:: Work required ::
Reproduce all the entries, substituting "决算数" for every occurrence of "执行数" and leaving everything else unchanged.
--- start of Records for this task ---
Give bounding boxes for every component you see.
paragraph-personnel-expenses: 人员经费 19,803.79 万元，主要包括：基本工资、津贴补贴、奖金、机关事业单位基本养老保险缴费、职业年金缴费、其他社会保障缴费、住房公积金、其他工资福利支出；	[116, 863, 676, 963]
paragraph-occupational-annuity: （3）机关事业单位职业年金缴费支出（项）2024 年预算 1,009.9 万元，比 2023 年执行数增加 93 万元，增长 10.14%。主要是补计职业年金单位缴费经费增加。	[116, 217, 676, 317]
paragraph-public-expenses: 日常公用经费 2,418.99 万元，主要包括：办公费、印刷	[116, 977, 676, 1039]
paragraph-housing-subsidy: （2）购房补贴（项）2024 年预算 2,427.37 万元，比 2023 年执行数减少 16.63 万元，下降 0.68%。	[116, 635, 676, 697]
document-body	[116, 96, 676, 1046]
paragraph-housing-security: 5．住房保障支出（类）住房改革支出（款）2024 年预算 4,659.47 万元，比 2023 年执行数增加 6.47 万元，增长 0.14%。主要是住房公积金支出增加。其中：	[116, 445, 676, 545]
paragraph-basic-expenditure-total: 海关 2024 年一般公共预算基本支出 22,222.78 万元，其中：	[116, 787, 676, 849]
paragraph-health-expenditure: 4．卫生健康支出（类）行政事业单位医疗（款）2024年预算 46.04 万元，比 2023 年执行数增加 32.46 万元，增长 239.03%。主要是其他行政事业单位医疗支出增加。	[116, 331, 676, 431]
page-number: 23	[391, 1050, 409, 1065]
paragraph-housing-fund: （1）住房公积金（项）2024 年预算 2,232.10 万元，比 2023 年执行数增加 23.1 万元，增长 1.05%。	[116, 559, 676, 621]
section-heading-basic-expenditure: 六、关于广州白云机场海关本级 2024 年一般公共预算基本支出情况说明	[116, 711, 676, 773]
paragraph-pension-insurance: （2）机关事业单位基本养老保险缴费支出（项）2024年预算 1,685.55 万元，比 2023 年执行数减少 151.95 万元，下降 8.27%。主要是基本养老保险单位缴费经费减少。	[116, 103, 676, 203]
--- end of Records for this task ---
:: Task output ::
Give bounding boxes for every component you see.
paragraph-personnel-expenses: 人员经费 19,803.79 万元，主要包括：基本工资、津贴补贴、奖金、机关事业单位基本养老保险缴费、职业年金缴费、其他社会保障缴费、住房公积金、其他工资福利支出；	[116, 863, 676, 963]
paragraph-occupational-annuity: （3）机关事业单位职业年金缴费支出（项）2024 年预算 1,009.9 万元，比 2023 年决算数增加 93 万元，增长 10.14%。主要是补计职业年金单位缴费经费增加。	[116, 217, 676, 317]
paragraph-public-expenses: 日常公用经费 2,418.99 万元，主要包括：办公费、印刷	[116, 977, 676, 1039]
paragraph-housing-subsidy: （2）购房补贴（项）2024 年预算 2,427.37 万元，比 2023 年决算数减少 16.63 万元，下降 0.68%。	[116, 635, 676, 697]
document-body	[116, 96, 676, 1046]
paragraph-housing-security: 5．住房保障支出（类）住房改革支出（款）2024 年预算 4,659.47 万元，比 2023 年决算数增加 6.47 万元，增长 0.14%。主要是住房公积金支出增加。其中：	[116, 445, 676, 545]
paragraph-basic-expenditure-total: 海关 2024 年一般公共预算基本支出 22,222.78 万元，其中：	[116, 787, 676, 849]
paragraph-health-expenditure: 4．卫生健康支出（类）行政事业单位医疗（款）2024年预算 46.04 万元，比 2023 年决算数增加 32.46 万元，增长 239.03%。主要是其他行政事业单位医疗支出增加。	[116, 331, 676, 431]
page-number: 23	[391, 1050, 409, 1065]
paragraph-housing-fund: （1）住房公积金（项）2024 年预算 2,232.10 万元，比 2023 年决算数增加 23.1 万元，增长 1.05%。	[116, 559, 676, 621]
section-heading-basic-expenditure: 六、关于广州白云机场海关本级 2024 年一般公共预算基本支出情况说明	[116, 711, 676, 773]
paragraph-pension-insurance: （2）机关事业单位基本养老保险缴费支出（项）2024年预算 1,685.55 万元，比 2023 年决算数减少 151.95 万元，下降 8.27%。主要是基本养老保险单位缴费经费减少。	[116, 103, 676, 203]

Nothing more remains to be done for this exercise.